# Problem description:
Pick out each line of the records in which the word "UNTERSTÜTZUNG" appears.
◆ ◆ ◆ ◆ ◆
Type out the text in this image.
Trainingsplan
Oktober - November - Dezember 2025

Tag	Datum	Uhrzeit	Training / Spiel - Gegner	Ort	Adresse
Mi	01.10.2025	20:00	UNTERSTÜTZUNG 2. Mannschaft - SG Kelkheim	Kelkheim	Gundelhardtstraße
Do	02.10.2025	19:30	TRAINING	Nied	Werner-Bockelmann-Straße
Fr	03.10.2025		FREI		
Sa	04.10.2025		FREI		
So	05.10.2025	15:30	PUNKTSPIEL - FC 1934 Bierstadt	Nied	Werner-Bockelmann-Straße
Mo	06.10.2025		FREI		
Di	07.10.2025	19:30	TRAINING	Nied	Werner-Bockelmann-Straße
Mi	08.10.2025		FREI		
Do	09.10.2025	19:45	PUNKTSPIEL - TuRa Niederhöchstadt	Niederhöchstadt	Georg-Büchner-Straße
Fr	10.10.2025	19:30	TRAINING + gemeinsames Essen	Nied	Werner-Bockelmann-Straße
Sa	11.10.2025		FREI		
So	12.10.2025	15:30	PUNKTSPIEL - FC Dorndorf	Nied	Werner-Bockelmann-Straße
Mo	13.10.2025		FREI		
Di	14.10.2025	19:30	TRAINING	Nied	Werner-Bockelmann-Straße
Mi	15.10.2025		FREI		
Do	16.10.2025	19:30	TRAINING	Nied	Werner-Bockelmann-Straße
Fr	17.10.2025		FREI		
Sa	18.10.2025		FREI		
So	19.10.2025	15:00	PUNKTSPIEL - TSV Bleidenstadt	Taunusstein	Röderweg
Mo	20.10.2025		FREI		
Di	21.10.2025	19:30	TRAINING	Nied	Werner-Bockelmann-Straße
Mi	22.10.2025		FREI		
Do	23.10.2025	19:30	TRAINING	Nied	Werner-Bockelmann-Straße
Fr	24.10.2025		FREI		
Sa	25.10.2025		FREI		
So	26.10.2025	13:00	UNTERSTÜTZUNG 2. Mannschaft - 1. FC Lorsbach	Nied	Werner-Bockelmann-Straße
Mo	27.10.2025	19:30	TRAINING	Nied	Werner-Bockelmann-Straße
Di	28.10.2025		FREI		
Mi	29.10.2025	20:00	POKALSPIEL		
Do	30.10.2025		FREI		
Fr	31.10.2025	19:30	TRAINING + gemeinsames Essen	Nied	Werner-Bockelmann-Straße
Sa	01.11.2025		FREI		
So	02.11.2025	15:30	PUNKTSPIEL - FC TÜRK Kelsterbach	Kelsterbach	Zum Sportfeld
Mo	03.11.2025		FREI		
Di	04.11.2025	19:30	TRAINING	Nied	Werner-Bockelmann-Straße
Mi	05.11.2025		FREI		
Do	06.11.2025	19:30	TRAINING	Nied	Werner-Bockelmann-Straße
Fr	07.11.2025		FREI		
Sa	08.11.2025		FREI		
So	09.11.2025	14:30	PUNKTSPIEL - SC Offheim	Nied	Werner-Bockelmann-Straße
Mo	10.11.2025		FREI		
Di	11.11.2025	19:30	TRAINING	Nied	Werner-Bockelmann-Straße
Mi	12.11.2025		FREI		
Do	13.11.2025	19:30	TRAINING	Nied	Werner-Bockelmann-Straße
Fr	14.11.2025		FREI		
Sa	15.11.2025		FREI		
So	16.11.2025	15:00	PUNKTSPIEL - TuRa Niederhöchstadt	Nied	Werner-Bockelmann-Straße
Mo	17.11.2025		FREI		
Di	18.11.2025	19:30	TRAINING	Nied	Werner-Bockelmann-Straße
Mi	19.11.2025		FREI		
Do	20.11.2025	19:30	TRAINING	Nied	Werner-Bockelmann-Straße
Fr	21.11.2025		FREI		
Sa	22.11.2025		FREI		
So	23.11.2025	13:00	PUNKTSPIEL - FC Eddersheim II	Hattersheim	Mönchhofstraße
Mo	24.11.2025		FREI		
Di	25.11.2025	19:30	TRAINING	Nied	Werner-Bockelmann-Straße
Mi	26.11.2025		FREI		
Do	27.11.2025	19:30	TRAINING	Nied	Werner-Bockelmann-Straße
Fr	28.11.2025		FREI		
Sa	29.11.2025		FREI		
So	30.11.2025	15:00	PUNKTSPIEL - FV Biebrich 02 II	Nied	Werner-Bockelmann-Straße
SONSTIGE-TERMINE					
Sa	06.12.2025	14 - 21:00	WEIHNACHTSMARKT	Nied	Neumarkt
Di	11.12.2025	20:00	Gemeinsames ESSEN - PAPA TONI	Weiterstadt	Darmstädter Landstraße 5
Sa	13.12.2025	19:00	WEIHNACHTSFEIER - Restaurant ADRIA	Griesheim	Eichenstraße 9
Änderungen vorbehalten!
◆ ◆ ◆ ◆ ◆
# Written response:
Mi	01.10.2025	20:00	UNTERSTÜTZUNG 2. Mannschaft - SG Kelkheim	Kelkheim	Gundelhardtstraße
So	26.10.2025	13:00	UNTERSTÜTZUNG 2. Mannschaft - 1. FC Lorsbach	Nied	Werner-Bockelmann-Straße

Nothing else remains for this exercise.